++++ Trecho ++++

Por este motivo e por alguns outros logo conclui que ele realmente era um atleta muito forte, com um potencial enorme mas que o estilo de treinamento, para o momento, estava errado. O técnico estrangeiro usava um método bastante usado lá fora por muitos atletas profissionais mas para o Vini estava potencializando o que ele tinha de melhor, e isso é bom, mas estava piorando seus pontos fracos o que no conjunto da obra era horrível. Conversando nas primeiras semanas de treinamento, Vini me chamou para ser seu treinador e iniciamos o trabalho que nos rendeu ótimos frutos.

++++ Informações registradas ++++

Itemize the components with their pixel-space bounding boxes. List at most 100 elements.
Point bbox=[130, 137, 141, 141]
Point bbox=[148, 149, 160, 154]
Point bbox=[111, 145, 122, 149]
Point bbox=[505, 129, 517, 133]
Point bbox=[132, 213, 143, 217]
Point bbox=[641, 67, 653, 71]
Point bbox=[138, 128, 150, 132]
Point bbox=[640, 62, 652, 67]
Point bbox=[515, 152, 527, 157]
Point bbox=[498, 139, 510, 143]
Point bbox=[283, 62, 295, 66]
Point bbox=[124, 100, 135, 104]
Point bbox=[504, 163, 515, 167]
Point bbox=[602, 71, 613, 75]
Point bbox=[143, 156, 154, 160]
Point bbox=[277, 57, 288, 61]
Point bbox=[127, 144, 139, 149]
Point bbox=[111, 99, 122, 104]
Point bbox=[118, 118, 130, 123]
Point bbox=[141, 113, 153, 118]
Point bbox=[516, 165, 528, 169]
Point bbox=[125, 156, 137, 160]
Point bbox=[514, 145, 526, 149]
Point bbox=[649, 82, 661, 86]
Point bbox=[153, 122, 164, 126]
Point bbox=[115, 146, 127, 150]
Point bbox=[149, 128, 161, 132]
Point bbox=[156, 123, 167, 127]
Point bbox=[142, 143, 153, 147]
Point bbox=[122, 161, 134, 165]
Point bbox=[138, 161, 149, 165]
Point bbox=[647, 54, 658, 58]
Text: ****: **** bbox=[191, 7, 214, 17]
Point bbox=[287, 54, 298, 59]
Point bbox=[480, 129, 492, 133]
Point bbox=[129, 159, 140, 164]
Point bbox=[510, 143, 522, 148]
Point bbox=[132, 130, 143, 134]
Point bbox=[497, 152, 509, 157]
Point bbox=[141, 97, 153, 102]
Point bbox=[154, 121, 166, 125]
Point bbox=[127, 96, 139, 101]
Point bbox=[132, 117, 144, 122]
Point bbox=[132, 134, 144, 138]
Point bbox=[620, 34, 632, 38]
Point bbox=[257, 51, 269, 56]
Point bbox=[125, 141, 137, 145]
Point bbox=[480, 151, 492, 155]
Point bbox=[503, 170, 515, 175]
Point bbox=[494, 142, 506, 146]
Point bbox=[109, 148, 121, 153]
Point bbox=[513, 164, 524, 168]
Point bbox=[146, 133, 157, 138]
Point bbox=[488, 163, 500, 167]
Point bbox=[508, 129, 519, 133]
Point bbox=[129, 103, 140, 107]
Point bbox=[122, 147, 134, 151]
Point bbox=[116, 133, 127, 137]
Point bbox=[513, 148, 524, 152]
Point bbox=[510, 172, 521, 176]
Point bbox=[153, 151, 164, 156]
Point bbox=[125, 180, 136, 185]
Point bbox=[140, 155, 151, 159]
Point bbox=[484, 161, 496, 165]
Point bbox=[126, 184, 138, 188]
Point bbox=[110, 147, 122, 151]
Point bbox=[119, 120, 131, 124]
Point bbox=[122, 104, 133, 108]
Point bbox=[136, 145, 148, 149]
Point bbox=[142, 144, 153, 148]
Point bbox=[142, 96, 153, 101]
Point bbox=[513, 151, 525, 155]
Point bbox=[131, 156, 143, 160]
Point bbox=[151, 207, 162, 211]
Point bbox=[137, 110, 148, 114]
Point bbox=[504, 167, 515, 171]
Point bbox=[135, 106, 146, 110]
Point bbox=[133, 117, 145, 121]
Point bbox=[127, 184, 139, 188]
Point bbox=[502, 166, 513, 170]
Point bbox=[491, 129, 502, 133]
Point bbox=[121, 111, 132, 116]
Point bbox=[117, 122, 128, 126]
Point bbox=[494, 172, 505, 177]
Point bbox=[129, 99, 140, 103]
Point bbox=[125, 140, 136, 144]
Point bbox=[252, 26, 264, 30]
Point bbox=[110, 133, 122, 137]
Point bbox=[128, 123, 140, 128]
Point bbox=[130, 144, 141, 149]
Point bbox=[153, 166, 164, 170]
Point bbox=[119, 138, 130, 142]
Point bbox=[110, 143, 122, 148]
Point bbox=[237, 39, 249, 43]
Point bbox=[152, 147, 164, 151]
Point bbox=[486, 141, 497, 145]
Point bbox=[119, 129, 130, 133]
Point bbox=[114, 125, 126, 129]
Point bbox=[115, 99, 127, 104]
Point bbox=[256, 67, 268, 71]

++++

#### [Requisitos das tarefas]
a. Com base no trecho, responda:
(i) Como é descrito o método usado pelo técnico estrangeiro?
(ii) O que esse método estava piorando em Vini?
(iii) Em que período Vini fez o convite para o trabalho de treinador?
b. Troque "técnico" por "treinador" na parte do trecho que vai de "Por este motivo" até "rendeu ótimos frutos." e reescreva essa parte.

#### [Respostas das atividades]
a.
(i) Como um método bastante usado lá fora por muitos atletas profissionais.
(ii) Seus pontos fracos.
(iii) Nas primeiras semanas de treinamento.

b.
Por este motivo e por alguns outros logo conclui que ele realmente era um atleta muito forte, com um potencial enorme mas que o estilo de treinamento, para o momento, estava errado. O treinador estrangeiro usava um método bastante usado lá fora por muitos atletas profissionais mas para o Vini estava potencializando o que ele tinha de melhor, e isso é bom, mas estava piorando seus pontos fracos o que no conjunto da obra era horrível. Conversando nas primeiras semanas de treinamento, Vini me chamou para ser seu treinador e iniciamos o trabalho que nos rendeu ótimos frutos.